● THE TASK: Restate the full set of records exactly, word for word.

● RECORDS SUPPLIED:
* * * *
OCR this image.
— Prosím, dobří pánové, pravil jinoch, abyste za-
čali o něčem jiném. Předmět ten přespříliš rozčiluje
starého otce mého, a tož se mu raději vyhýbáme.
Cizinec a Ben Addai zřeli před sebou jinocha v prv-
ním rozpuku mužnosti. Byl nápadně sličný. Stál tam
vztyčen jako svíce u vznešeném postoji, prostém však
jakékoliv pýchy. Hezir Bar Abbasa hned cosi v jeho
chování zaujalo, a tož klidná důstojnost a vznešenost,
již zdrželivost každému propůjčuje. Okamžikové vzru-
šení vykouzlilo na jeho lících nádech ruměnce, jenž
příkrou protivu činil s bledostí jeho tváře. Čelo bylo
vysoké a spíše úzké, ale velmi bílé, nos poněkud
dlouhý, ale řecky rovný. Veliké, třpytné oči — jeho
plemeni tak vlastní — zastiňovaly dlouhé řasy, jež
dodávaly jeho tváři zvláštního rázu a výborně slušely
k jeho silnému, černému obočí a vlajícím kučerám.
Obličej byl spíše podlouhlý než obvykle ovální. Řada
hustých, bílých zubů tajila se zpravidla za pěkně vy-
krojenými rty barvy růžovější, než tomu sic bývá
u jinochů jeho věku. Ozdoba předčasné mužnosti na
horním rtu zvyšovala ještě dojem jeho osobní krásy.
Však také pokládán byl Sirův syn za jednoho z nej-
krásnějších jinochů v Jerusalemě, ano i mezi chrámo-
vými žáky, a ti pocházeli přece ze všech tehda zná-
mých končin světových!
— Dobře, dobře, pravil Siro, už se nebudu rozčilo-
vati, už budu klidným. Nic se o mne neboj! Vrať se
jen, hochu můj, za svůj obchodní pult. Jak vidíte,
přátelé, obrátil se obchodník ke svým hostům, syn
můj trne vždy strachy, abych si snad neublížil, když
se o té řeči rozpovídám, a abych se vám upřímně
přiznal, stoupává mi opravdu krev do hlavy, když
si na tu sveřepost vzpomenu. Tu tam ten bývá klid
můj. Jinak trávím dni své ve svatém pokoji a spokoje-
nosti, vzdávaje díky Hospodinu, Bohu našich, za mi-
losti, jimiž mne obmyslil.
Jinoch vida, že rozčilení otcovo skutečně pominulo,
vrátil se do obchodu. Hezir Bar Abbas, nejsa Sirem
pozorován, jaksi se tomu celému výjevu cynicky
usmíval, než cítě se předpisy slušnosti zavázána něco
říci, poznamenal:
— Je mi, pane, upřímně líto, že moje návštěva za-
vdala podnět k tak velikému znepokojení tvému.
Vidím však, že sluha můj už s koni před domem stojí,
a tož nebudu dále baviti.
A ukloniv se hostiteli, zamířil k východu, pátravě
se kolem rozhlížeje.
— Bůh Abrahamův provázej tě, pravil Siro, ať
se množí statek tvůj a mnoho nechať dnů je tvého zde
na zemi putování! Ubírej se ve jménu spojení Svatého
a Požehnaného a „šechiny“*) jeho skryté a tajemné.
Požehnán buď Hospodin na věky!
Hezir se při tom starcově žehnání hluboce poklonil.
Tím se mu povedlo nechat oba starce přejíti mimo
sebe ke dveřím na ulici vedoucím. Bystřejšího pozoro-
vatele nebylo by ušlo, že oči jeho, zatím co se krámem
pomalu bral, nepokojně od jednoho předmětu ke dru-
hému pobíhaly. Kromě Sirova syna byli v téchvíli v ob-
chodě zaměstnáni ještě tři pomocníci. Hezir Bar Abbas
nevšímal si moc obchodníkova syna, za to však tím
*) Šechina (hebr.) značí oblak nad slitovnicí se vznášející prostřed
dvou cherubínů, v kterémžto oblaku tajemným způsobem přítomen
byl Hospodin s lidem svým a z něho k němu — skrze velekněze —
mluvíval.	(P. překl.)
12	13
* * * *
● THE ANSWER:
OCR this image.
— Prosím, dobří pánové, pravil jinoch, abyste za-
čali o něčem jiném. Předmět ten přespříliš rozčiluje
starého otce mého, a tož se mu raději vyhýbáme.
Cizinec a Ben Addai zřeli před sebou jinocha v prv-
ním rozpuku mužnosti. Byl nápadně sličný. Stál tam
vztyčen jako svíce u vznešeném postoji, prostém však
jakékoliv pýchy. Hezir Bar Abbasa hned cosi v jeho
chování zaujalo, a tož klidná důstojnost a vznešenost,
již zdrželivost každému propůjčuje. Okamžikové vzru-
šení vykouzlilo na jeho lících nádech ruměnce, jenž
příkrou protivu činil s bledostí jeho tváře. Čelo bylo
vysoké a spíše úzké, ale velmi bílé, nos poněkud
dlouhý, ale řecky rovný. Veliké, třpytné oči — jeho
plemeni tak vlastní — zastiňovaly dlouhé řasy, jež
dodávaly jeho tváři zvláštního rázu a výborně slušely
k jeho silnému, černému obočí a vlajícím kučerám.
Obličej byl spíše podlouhlý než obvykle ovální. Řada
hustých, bílých zubů tajila se zpravidla za pěkně vy-
krojenými rty barvy růžovější, než tomu sic bývá
u jinochů jeho věku. Ozdoba předčasné mužnosti na
horním rtu zvyšovala ještě dojem jeho osobní krásy.
Však také pokládán byl Sirův syn za jednoho z nej-
krásnějších jinochů v Jerusalemě, ano i mezi chrámo-
vými žáky, a ti pocházeli přece ze všech tehda zná-
mých končin světových!
— Dobře, dobře, pravil Siro, už se nebudu rozčilo-
vati, už budu klidným. Nic se o mne neboj! Vrať se
jen, hochu můj, za svůj obchodní pult. Jak vidíte,
přátelé, obrátil se obchodník ke svým hostům, syn
můj trne vždy strachy, abych si snad neublížil, když
se o té řeči rozpovídám, a abych se vám upřímně
přiznal, stoupává mi opravdu krev do hlavy, když
si na tu sveřepost vzpomenu. Tu tam ten bývá klid
můj. Jinak trávím dni své ve svatém pokoji a spokoje-
nosti, vzdávaje díky Hospodinu, Bohu našich, za mi-
losti, jimiž mne obmyslil.
Jinoch vida, že rozčilení otcovo skutečně pominulo,
vrátil se do obchodu. Hezir Bar Abbas, nejsa Sirem
pozorován, jaksi se tomu celému výjevu cynicky
usmíval, než cítě se předpisy slušnosti zavázána něco
říci, poznamenal:
— Je mi, pane, upřímně líto, že moje návštěva za-
vdala podnět k tak velikému znepokojení tvému.
Vidím však, že sluha můj už s koni před domem stojí,
a tož nebudu dále baviti.
A ukloniv se hostiteli, zamířil k východu, pátravě
se kolem rozhlížeje.
— Bůh Abrahamův provázej tě, pravil Siro, ať
se množí statek tvůj a mnoho nechať dnů je tvého zde
na zemi putování! Ubírej se ve jménu spojení Svatého
a Požehnaného a „šechiny“*) jeho skryté a tajemné.
Požehnán buď Hospodin na věky!
Hezir se při tom starcově žehnání hluboce poklonil.
Tím se mu povedlo nechat oba starce přejíti mimo
sebe ke dveřím na ulici vedoucím. Bystřejšího pozoro-
vatele nebylo by ušlo, že oči jeho, zatím co se krámem
pomalu bral, nepokojně od jednoho předmětu ke dru-
hému pobíhaly. Kromě Sirova syna byli v téchvíli v ob-
chodě zaměstnáni ještě tři pomocníci. Hezir Bar Abbas
nevšímal si moc obchodníkova syna, za to však tím
*) Šechina (hebr.) značí oblak nad slitovnicí se vznášející prostřed
dvou cherubínů, v kterémžto oblaku tajemným způsobem přítomen
byl Hospodin s lidem svým a z něho k němu — skrze velekněze —
mluvíval.	(P. překl.)
12	13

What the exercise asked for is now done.